_Stated task_
Give every line of the data again, unchanged, but with no pictures.

Source records:
***
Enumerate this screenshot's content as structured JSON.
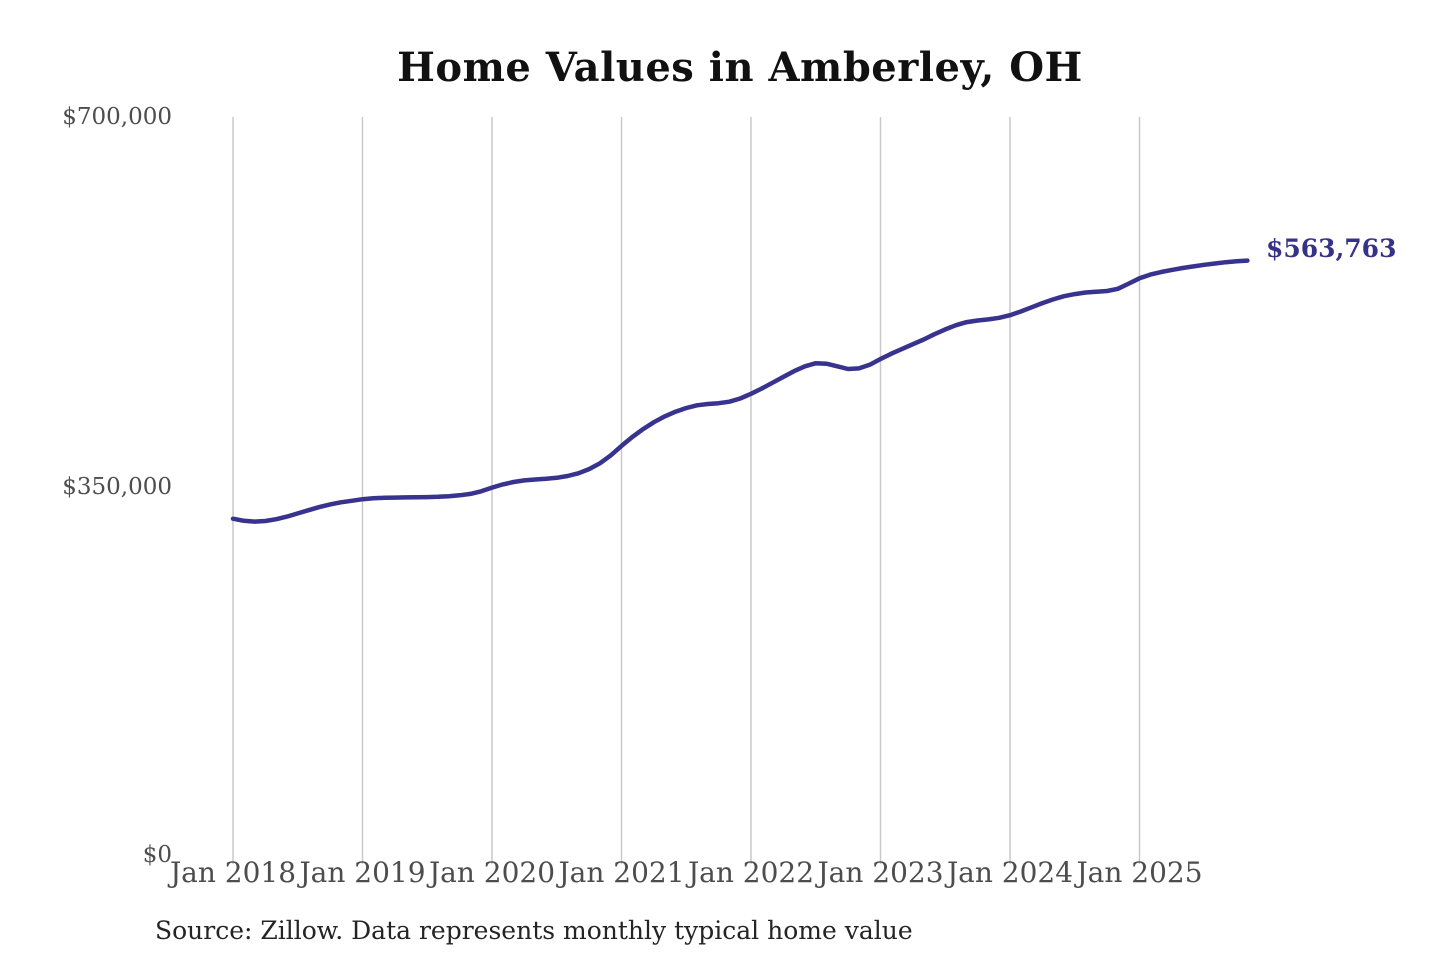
{
  "title": "Home Values in Amberley, OH",
  "source_note": "Source: Zillow. Data represents monthly typical home value",
  "end_label": "$563,763",
  "colors": {
    "line": "#38338f",
    "grid": "#c9c9c9",
    "axis_text": "#4d4d4d",
    "title_text": "#111111",
    "end_label_text": "#363189",
    "background": "#ffffff"
  },
  "chart_data": {
    "type": "line",
    "title": "Home Values in Amberley, OH",
    "xlabel": "",
    "ylabel": "",
    "x_unit": "month",
    "start_month": "2018-01",
    "x_tick_labels": [
      "Jan 2018",
      "Jan 2019",
      "Jan 2020",
      "Jan 2021",
      "Jan 2022",
      "Jan 2023",
      "Jan 2024",
      "Jan 2025"
    ],
    "y_tick_labels": [
      "$0",
      "$350,000",
      "$700,000"
    ],
    "y_tick_values": [
      0,
      350000,
      700000
    ],
    "ylim": [
      0,
      700000
    ],
    "grid": "vertical-only",
    "legend": "none",
    "end_value": 563763,
    "end_value_label": "$563,763",
    "values": [
      319000,
      317000,
      316200,
      316800,
      318500,
      321000,
      324000,
      327000,
      330000,
      332500,
      334500,
      336000,
      337500,
      338300,
      338800,
      339000,
      339200,
      339300,
      339500,
      339800,
      340300,
      341200,
      342500,
      345000,
      348500,
      351500,
      353800,
      355300,
      356200,
      356800,
      357800,
      359500,
      362000,
      366000,
      371500,
      379000,
      388000,
      396500,
      404000,
      410500,
      416000,
      420500,
      424000,
      426500,
      427800,
      428500,
      430000,
      433000,
      437500,
      442500,
      448000,
      453500,
      459000,
      463500,
      466500,
      466000,
      463500,
      461000,
      461500,
      465000,
      470500,
      475500,
      480000,
      484500,
      489000,
      494000,
      498500,
      502500,
      505500,
      507000,
      508000,
      509500,
      512000,
      515500,
      519500,
      523500,
      527000,
      530000,
      532000,
      533500,
      534200,
      535000,
      537000,
      542000,
      547000,
      550500,
      553000,
      555000,
      556800,
      558300,
      559800,
      561000,
      562300,
      563100,
      563763
    ]
  }
}
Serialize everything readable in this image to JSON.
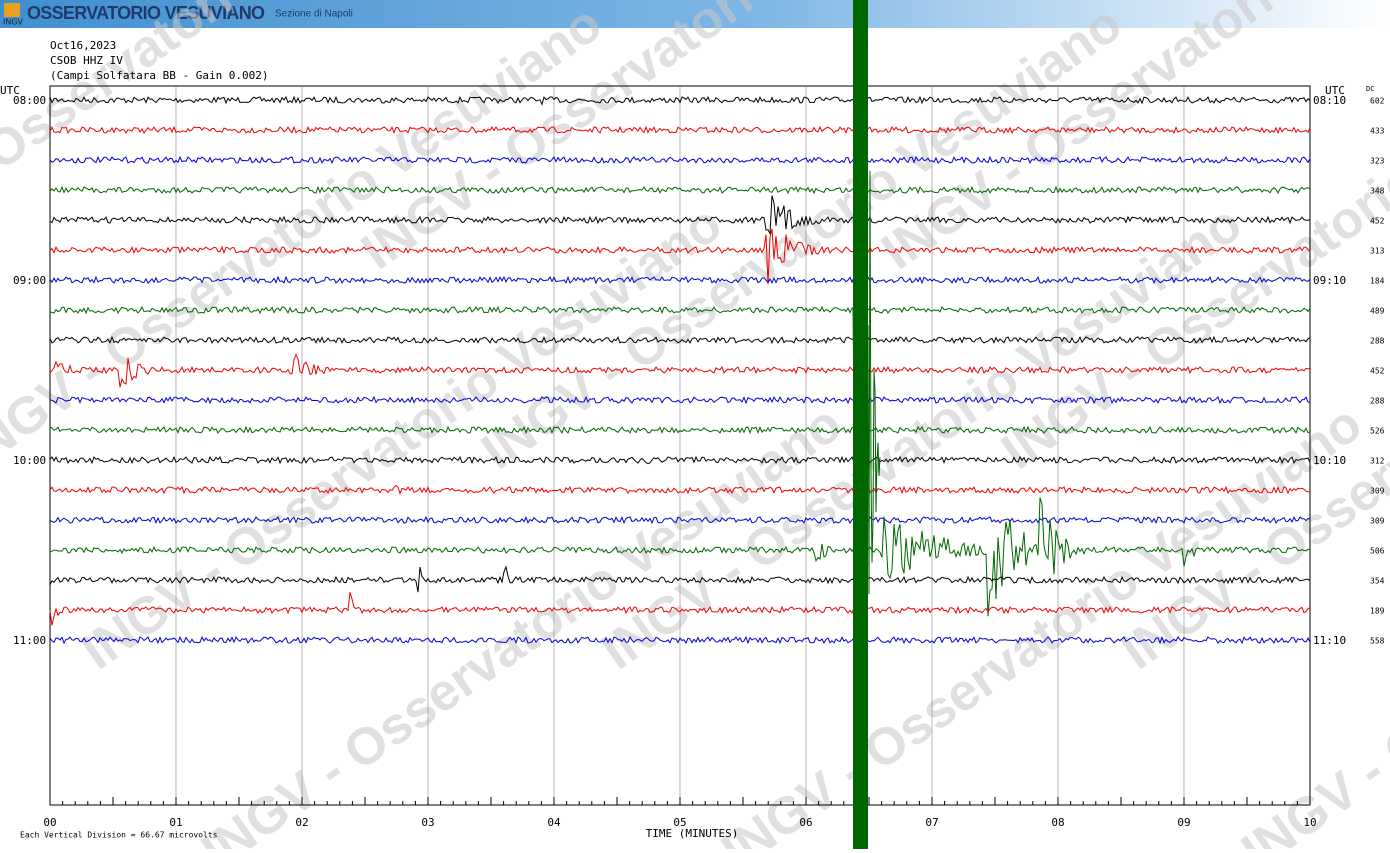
{
  "header": {
    "logo": "INGV",
    "title": "OSSERVATORIO VESUVIANO",
    "subtitle": "Sezione di Napoli"
  },
  "info": [
    "Oct16,2023",
    "CSOB HHZ IV",
    "(Campi Solfatara BB - Gain 0.002)"
  ],
  "left_axis": {
    "unit": "UTC",
    "hours": [
      "08:00",
      "09:00",
      "10:00",
      "11:00"
    ]
  },
  "right_axis": {
    "unit": "UTC",
    "hours": [
      "08:10",
      "09:10",
      "10:10",
      "11:10"
    ]
  },
  "dc_header": "DC",
  "dc_values": [
    "602",
    "433",
    "323",
    "348",
    "452",
    "313",
    "184",
    "489",
    "288",
    "452",
    "288",
    "526",
    "312",
    "309",
    "309",
    "506",
    "354",
    "189",
    "558"
  ],
  "x_labels": [
    "00",
    "01",
    "02",
    "03",
    "04",
    "05",
    "06",
    "07",
    "08",
    "09",
    "10"
  ],
  "x_axis_title": "TIME (MINUTES)",
  "footer": "Each Vertical Division =   66.67 microvolts",
  "watermark": "INGV - Osservatorio Vesuviano"
}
***
_Finished exercise_
Enumerate this screenshot's content as structured JSON.
{
  "title": "Home Values in Amberley, OH",
  "source_note": "Source: Zillow. Data represents monthly typical home value",
  "end_label": "$563,763",
  "colors": {
    "line": "#38338f",
    "grid": "#c9c9c9",
    "axis_text": "#4d4d4d",
    "title_text": "#111111",
    "end_label_text": "#363189",
    "background": "#ffffff"
  },
  "chart_data": {
    "type": "line",
    "title": "Home Values in Amberley, OH",
    "xlabel": "",
    "ylabel": "",
    "x_unit": "month",
    "start_month": "2018-01",
    "x_tick_labels": [
      "Jan 2018",
      "Jan 2019",
      "Jan 2020",
      "Jan 2021",
      "Jan 2022",
      "Jan 2023",
      "Jan 2024",
      "Jan 2025"
    ],
    "y_tick_labels": [
      "$0",
      "$350,000",
      "$700,000"
    ],
    "y_tick_values": [
      0,
      350000,
      700000
    ],
    "ylim": [
      0,
      700000
    ],
    "grid": "vertical-only",
    "legend": "none",
    "end_value": 563763,
    "end_value_label": "$563,763",
    "values": [
      319000,
      317000,
      316200,
      316800,
      318500,
      321000,
      324000,
      327000,
      330000,
      332500,
      334500,
      336000,
      337500,
      338300,
      338800,
      339000,
      339200,
      339300,
      339500,
      339800,
      340300,
      341200,
      342500,
      345000,
      348500,
      351500,
      353800,
      355300,
      356200,
      356800,
      357800,
      359500,
      362000,
      366000,
      371500,
      379000,
      388000,
      396500,
      404000,
      410500,
      416000,
      420500,
      424000,
      426500,
      427800,
      428500,
      430000,
      433000,
      437500,
      442500,
      448000,
      453500,
      459000,
      463500,
      466500,
      466000,
      463500,
      461000,
      461500,
      465000,
      470500,
      475500,
      480000,
      484500,
      489000,
      494000,
      498500,
      502500,
      505500,
      507000,
      508000,
      509500,
      512000,
      515500,
      519500,
      523500,
      527000,
      530000,
      532000,
      533500,
      534200,
      535000,
      537000,
      542000,
      547000,
      550500,
      553000,
      555000,
      556800,
      558300,
      559800,
      561000,
      562300,
      563100,
      563763
    ]
  }
}
Serialize everything readable in this image to JSON.
{
  "header": {
    "logo": "INGV",
    "title": "OSSERVATORIO VESUVIANO",
    "subtitle": "Sezione di Napoli"
  },
  "info": [
    "Oct16,2023",
    "CSOB HHZ IV",
    "(Campi Solfatara BB - Gain 0.002)"
  ],
  "left_axis": {
    "unit": "UTC",
    "hours": [
      "08:00",
      "09:00",
      "10:00",
      "11:00"
    ]
  },
  "right_axis": {
    "unit": "UTC",
    "hours": [
      "08:10",
      "09:10",
      "10:10",
      "11:10"
    ]
  },
  "dc_header": "DC",
  "dc_values": [
    "602",
    "433",
    "323",
    "348",
    "452",
    "313",
    "184",
    "489",
    "288",
    "452",
    "288",
    "526",
    "312",
    "309",
    "309",
    "506",
    "354",
    "189",
    "558"
  ],
  "x_labels": [
    "00",
    "01",
    "02",
    "03",
    "04",
    "05",
    "06",
    "07",
    "08",
    "09",
    "10"
  ],
  "x_axis_title": "TIME (MINUTES)",
  "footer": "Each Vertical Division =   66.67 microvolts",
  "watermark": "INGV - Osservatorio Vesuviano"
}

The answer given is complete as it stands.